Instructions to follow
Will you restate verbatim the lines running from the line with "Read out every word on this page." to the end of the data, leaving out everything else?

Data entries
——————————
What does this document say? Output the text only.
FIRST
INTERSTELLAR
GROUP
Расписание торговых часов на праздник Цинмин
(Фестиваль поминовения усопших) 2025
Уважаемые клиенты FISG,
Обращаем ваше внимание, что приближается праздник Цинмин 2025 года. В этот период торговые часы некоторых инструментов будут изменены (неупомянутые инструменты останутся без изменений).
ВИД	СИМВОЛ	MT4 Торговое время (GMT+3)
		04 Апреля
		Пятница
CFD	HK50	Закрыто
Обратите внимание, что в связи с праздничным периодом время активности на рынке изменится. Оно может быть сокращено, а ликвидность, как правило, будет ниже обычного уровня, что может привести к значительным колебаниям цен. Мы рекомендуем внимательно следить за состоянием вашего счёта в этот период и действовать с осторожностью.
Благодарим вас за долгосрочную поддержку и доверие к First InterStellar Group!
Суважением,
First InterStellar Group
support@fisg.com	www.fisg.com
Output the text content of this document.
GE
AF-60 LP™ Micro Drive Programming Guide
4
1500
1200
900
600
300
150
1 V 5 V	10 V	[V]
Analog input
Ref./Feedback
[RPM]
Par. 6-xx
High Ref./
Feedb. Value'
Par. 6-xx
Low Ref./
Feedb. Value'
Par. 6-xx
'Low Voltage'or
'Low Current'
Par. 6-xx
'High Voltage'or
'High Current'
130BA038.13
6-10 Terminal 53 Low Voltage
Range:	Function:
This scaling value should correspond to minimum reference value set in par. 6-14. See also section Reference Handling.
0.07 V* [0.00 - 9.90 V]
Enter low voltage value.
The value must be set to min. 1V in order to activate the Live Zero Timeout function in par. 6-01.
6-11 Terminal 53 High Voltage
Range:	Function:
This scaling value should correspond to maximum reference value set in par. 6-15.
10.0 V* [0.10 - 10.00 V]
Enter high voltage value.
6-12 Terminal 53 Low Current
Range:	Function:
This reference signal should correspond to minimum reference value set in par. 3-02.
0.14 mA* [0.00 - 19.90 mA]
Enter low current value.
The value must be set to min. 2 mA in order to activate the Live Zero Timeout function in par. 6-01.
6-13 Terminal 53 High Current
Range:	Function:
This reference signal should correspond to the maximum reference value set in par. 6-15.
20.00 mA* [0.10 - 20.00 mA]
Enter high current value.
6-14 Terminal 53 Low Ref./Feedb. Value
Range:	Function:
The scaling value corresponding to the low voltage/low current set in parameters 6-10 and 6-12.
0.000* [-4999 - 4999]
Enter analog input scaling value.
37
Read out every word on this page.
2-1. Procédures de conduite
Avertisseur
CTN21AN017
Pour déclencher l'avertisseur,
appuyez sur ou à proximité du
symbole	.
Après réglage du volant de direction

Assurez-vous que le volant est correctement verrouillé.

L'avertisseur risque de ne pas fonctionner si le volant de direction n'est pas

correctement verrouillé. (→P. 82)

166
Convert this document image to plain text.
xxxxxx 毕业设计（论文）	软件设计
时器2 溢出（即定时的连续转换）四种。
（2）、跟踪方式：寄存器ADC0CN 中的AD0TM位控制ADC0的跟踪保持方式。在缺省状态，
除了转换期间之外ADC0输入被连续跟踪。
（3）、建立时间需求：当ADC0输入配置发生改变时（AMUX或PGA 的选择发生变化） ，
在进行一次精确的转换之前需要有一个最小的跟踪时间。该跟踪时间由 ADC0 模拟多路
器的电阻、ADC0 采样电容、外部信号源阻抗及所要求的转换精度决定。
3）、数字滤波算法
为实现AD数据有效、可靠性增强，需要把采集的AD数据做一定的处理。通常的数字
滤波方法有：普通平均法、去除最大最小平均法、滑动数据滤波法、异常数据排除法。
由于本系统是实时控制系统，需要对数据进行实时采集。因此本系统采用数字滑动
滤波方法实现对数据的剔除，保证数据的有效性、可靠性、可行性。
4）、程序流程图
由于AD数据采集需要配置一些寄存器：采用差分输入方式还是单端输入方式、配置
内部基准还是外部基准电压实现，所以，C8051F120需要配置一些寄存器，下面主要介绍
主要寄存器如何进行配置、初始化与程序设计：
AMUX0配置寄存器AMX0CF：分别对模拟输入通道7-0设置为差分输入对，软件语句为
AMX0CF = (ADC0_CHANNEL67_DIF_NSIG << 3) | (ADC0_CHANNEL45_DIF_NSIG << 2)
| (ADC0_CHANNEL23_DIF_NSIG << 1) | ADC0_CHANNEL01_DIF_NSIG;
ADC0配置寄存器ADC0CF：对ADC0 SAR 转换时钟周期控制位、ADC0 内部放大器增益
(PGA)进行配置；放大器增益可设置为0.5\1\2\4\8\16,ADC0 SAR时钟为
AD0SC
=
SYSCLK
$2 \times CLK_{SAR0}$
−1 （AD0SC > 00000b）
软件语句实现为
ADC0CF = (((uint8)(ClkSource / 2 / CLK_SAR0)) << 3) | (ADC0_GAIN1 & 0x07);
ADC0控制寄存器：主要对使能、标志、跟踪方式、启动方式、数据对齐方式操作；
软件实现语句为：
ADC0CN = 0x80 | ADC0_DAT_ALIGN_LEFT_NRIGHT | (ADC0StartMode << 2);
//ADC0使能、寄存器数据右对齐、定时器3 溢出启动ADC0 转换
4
——————————
Exercise output
Read out every word on this page.
2-1. Procédures de conduite
Avertisseur
CTN21AN017
Pour déclencher l'avertisseur,
appuyez sur ou à proximité du
symbole	.
Après réglage du volant de direction

Assurez-vous que le volant est correctement verrouillé.

L'avertisseur risque de ne pas fonctionner si le volant de direction n'est pas

correctement verrouillé. (→P. 82)

166
Convert this document image to plain text.
xxxxxx 毕业设计（论文）	软件设计
时器2 溢出（即定时的连续转换）四种。
（2）、跟踪方式：寄存器ADC0CN 中的AD0TM位控制ADC0的跟踪保持方式。在缺省状态，
除了转换期间之外ADC0输入被连续跟踪。
（3）、建立时间需求：当ADC0输入配置发生改变时（AMUX或PGA 的选择发生变化） ，
在进行一次精确的转换之前需要有一个最小的跟踪时间。该跟踪时间由 ADC0 模拟多路
器的电阻、ADC0 采样电容、外部信号源阻抗及所要求的转换精度决定。
3）、数字滤波算法
为实现AD数据有效、可靠性增强，需要把采集的AD数据做一定的处理。通常的数字
滤波方法有：普通平均法、去除最大最小平均法、滑动数据滤波法、异常数据排除法。
由于本系统是实时控制系统，需要对数据进行实时采集。因此本系统采用数字滑动
滤波方法实现对数据的剔除，保证数据的有效性、可靠性、可行性。
4）、程序流程图
由于AD数据采集需要配置一些寄存器：采用差分输入方式还是单端输入方式、配置
内部基准还是外部基准电压实现，所以，C8051F120需要配置一些寄存器，下面主要介绍
主要寄存器如何进行配置、初始化与程序设计：
AMUX0配置寄存器AMX0CF：分别对模拟输入通道7-0设置为差分输入对，软件语句为
AMX0CF = (ADC0_CHANNEL67_DIF_NSIG << 3) | (ADC0_CHANNEL45_DIF_NSIG << 2)
| (ADC0_CHANNEL23_DIF_NSIG << 1) | ADC0_CHANNEL01_DIF_NSIG;
ADC0配置寄存器ADC0CF：对ADC0 SAR 转换时钟周期控制位、ADC0 内部放大器增益
(PGA)进行配置；放大器增益可设置为0.5\1\2\4\8\16,ADC0 SAR时钟为
AD0SC
=
SYSCLK
$2 \times CLK_{SAR0}$
−1 （AD0SC > 00000b）
软件语句实现为
ADC0CF = (((uint8)(ClkSource / 2 / CLK_SAR0)) << 3) | (ADC0_GAIN1 & 0x07);
ADC0控制寄存器：主要对使能、标志、跟踪方式、启动方式、数据对齐方式操作；
软件实现语句为：
ADC0CN = 0x80 | ADC0_DAT_ALIGN_LEFT_NRIGHT | (ADC0StartMode << 2);
//ADC0使能、寄存器数据右对齐、定时器3 溢出启动ADC0 转换
4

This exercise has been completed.